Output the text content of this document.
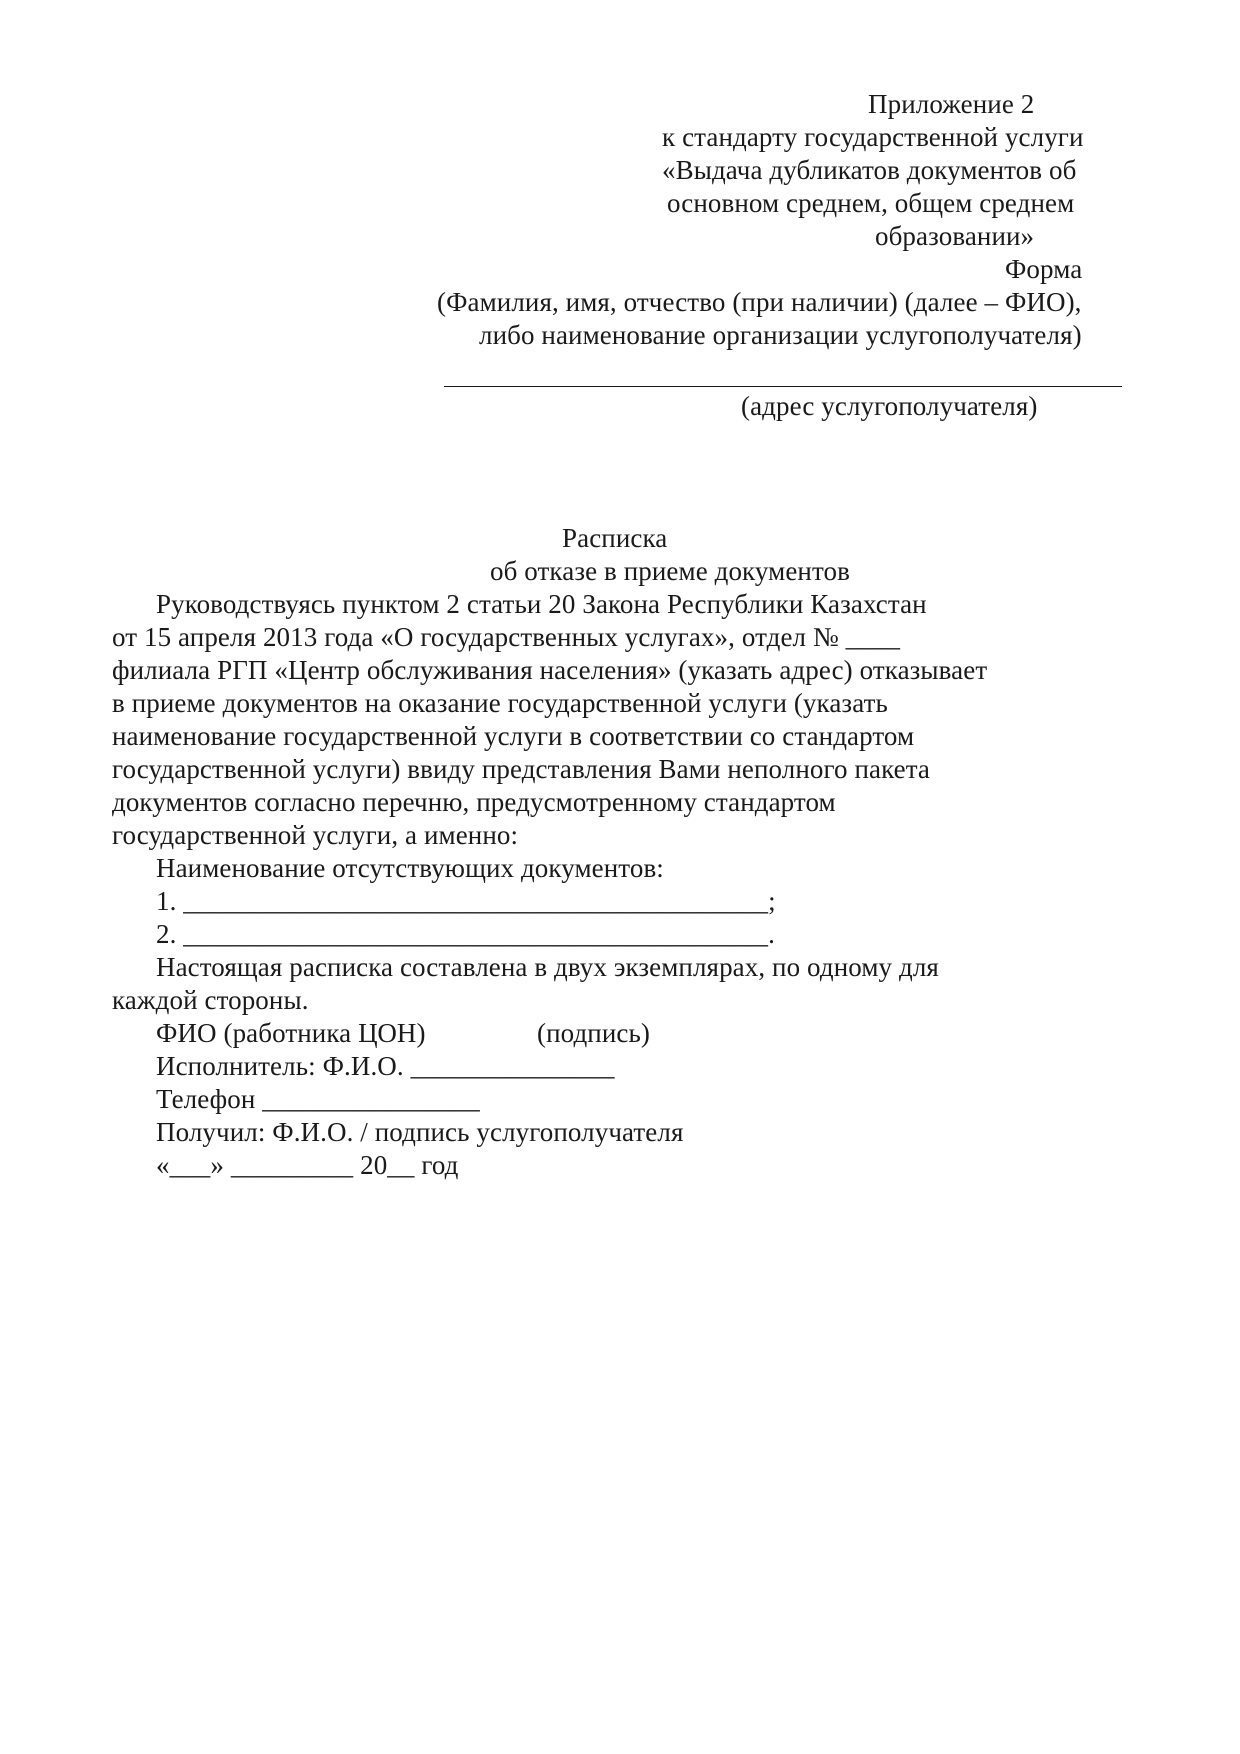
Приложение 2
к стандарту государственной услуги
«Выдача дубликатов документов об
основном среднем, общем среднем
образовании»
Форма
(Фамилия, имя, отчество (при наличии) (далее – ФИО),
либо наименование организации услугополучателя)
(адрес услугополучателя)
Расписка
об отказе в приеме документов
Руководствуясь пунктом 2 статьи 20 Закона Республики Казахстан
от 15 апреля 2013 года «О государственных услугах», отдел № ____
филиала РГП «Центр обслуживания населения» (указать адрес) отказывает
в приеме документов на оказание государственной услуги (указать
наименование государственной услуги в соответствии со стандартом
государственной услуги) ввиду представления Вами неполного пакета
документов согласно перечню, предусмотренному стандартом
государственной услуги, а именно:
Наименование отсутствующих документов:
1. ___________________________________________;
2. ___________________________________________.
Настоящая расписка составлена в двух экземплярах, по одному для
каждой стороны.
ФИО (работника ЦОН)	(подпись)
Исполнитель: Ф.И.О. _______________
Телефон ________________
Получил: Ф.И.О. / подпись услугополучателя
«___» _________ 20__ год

_ _ _

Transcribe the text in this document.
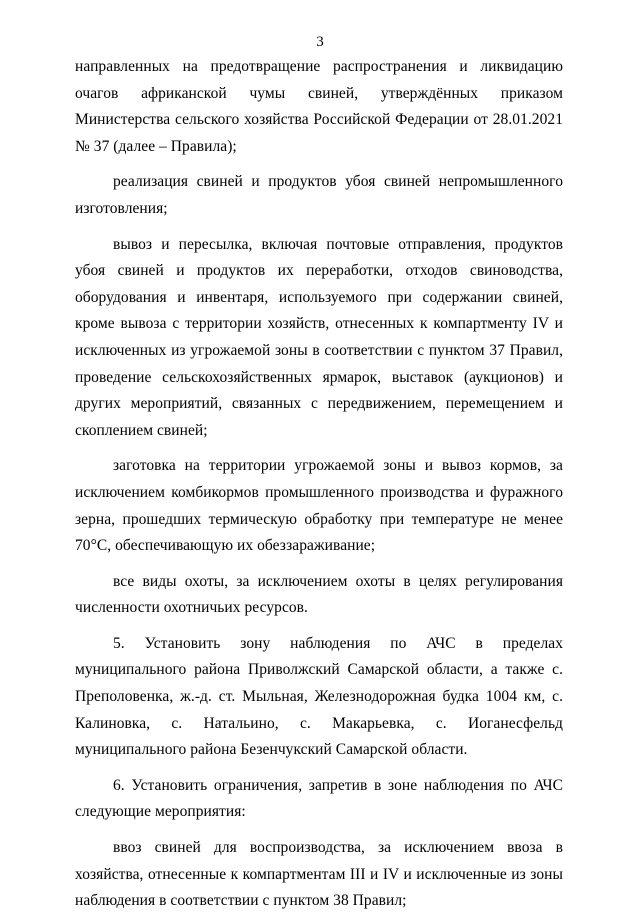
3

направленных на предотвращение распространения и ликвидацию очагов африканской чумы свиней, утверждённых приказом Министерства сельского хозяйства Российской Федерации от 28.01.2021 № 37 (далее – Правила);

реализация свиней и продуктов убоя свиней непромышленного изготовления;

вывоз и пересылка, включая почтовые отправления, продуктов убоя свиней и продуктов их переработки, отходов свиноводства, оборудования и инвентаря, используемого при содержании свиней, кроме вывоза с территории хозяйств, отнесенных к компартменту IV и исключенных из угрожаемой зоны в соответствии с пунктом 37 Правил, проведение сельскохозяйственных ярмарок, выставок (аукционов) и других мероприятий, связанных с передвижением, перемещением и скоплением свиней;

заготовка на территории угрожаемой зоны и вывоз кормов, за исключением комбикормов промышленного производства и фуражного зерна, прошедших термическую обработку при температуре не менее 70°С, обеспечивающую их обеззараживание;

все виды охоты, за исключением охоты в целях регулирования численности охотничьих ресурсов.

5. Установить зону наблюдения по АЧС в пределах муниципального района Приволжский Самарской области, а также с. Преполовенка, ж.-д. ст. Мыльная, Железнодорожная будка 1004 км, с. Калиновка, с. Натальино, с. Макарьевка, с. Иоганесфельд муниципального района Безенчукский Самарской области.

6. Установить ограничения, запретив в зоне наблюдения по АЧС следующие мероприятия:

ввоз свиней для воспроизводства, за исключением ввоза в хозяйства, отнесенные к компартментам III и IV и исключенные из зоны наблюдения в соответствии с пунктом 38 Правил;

_ _ _

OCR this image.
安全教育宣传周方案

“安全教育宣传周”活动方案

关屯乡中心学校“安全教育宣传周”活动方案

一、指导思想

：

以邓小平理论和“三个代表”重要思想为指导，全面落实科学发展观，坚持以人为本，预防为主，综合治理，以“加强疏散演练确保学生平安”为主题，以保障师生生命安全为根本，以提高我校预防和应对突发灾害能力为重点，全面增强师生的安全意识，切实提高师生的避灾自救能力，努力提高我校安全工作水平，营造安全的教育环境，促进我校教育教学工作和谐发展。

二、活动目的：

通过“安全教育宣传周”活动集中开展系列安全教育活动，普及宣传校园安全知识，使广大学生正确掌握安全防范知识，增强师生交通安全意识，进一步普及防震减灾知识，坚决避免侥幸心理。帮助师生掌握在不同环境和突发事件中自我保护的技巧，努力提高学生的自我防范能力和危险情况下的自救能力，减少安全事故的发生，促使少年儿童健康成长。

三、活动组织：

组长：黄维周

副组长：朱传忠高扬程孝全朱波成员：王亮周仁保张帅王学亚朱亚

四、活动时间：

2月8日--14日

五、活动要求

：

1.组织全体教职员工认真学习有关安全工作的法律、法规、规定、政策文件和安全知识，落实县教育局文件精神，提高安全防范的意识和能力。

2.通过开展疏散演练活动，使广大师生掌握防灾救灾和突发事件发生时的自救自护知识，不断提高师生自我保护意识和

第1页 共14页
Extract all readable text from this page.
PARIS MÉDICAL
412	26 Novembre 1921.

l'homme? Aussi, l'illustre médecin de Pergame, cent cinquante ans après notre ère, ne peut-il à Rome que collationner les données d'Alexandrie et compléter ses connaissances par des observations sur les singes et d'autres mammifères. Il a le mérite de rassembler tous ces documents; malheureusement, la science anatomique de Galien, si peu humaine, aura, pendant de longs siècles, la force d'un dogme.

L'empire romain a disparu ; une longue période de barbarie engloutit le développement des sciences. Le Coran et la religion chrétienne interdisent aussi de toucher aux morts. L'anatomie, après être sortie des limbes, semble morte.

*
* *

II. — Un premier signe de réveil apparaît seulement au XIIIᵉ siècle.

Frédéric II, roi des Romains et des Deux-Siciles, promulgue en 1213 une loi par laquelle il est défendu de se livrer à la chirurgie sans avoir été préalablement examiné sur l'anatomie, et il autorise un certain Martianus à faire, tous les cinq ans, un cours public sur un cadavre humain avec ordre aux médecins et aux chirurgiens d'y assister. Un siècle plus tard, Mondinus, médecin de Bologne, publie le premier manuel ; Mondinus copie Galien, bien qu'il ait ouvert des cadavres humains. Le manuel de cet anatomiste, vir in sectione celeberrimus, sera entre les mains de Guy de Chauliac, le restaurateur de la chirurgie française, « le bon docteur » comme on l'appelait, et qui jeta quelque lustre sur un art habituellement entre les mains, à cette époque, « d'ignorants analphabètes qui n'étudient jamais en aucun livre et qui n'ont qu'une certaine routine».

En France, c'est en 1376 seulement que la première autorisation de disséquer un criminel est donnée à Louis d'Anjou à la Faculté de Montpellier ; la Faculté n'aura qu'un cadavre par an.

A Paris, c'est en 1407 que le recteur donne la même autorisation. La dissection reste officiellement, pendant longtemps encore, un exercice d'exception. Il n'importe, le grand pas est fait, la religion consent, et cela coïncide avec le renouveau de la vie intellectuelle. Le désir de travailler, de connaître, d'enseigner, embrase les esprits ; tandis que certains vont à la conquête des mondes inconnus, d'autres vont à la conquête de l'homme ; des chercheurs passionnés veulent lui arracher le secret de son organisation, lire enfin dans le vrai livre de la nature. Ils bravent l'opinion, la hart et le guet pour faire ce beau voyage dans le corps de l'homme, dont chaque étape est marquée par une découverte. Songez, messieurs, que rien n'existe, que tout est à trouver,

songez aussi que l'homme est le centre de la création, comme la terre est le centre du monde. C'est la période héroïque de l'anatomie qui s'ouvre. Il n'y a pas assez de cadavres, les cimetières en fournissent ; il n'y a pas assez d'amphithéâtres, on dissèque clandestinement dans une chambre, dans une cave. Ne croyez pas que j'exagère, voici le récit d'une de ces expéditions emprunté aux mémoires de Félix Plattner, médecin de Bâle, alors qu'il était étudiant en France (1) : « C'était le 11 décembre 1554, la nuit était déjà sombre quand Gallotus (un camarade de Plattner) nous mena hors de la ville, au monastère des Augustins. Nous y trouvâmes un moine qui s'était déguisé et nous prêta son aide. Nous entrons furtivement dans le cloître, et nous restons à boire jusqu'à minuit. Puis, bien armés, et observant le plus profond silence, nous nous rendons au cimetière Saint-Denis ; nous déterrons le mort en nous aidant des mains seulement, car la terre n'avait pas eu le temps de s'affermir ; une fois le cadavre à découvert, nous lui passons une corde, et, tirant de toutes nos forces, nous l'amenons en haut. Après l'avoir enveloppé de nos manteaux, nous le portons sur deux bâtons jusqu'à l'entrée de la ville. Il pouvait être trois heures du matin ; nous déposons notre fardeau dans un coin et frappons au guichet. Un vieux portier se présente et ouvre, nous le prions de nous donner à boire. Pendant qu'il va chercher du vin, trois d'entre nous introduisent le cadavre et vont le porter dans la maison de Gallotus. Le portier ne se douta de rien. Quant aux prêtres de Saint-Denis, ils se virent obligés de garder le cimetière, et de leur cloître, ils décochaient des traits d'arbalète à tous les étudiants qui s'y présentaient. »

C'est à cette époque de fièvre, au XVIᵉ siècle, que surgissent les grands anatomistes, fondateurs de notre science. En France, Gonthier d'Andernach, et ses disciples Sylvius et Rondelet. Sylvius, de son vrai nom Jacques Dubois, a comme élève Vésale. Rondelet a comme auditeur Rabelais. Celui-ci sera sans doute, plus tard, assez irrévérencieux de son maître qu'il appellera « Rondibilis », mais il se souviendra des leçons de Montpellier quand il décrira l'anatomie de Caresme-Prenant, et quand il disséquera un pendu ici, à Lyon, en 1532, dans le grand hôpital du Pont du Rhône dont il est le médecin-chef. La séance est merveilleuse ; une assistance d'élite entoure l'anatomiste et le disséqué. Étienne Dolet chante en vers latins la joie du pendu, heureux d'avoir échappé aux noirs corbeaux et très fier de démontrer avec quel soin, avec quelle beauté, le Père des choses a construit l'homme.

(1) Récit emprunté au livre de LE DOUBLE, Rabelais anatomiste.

_ _ _

__WRITTEN INSTRUCTION__. Lines that hold the word "this" are the ones to return, every one of them.

__FINISHED EXERCISE__.
Output the text content of this document.
Transcribe the text in this document.
OCR this image.
Extract all readable text from this page.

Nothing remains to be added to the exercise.